▸ **YOUR INSTRUCTIONS**: Look through the data for the string "type". Copy every line where it is found.

Stored data
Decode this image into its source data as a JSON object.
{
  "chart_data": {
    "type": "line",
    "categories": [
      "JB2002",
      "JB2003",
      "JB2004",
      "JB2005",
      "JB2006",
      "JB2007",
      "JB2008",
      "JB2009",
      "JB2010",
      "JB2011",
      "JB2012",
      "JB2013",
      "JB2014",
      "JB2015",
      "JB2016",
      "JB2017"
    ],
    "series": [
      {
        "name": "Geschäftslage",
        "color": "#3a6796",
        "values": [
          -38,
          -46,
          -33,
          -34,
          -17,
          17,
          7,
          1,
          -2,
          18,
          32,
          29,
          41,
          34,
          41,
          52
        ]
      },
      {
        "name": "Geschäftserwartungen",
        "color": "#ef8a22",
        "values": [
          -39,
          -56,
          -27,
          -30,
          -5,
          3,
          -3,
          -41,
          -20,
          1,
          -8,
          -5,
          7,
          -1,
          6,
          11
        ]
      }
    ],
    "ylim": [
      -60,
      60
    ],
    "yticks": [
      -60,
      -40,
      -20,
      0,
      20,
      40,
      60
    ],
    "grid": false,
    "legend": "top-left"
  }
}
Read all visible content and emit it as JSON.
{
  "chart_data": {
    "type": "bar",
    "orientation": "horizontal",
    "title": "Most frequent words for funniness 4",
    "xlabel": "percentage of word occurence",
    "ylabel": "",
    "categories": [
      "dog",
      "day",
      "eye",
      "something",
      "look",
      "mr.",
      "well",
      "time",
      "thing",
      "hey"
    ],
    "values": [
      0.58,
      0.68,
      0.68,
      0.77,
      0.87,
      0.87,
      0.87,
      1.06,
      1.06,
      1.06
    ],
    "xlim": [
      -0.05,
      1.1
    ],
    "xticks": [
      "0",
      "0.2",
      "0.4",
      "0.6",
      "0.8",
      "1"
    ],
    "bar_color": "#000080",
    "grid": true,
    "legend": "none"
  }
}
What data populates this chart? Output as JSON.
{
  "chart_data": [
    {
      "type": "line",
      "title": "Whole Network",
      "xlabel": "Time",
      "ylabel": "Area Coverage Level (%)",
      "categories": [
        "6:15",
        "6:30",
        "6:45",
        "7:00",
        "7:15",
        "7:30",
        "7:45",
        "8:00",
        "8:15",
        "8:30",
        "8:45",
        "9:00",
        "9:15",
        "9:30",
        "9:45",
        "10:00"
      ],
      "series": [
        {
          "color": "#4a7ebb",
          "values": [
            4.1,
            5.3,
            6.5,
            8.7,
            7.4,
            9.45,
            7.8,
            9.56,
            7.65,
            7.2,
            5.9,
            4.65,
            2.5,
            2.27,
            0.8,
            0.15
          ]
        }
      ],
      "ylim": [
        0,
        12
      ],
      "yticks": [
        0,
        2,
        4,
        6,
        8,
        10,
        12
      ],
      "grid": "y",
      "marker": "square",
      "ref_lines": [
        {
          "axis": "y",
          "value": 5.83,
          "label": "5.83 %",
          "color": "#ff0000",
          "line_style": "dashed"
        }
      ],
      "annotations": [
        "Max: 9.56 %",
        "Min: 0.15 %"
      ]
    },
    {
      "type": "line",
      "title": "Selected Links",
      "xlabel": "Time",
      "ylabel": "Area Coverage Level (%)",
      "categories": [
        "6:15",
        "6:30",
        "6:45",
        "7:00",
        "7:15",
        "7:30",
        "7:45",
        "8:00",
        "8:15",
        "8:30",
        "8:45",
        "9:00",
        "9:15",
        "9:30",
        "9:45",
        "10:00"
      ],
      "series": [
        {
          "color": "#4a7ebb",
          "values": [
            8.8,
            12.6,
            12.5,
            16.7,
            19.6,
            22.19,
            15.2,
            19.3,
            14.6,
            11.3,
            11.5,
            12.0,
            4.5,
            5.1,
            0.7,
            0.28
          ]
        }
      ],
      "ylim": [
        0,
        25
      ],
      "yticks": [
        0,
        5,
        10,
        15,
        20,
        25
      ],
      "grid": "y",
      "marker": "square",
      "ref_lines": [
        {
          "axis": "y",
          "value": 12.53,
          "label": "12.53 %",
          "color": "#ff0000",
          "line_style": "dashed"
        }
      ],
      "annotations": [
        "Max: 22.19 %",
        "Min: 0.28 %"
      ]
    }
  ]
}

▸ **EXPECTED ANSWER**:
    "type": "line",
    "type": "bar",
      "type": "line",
      "type": "line",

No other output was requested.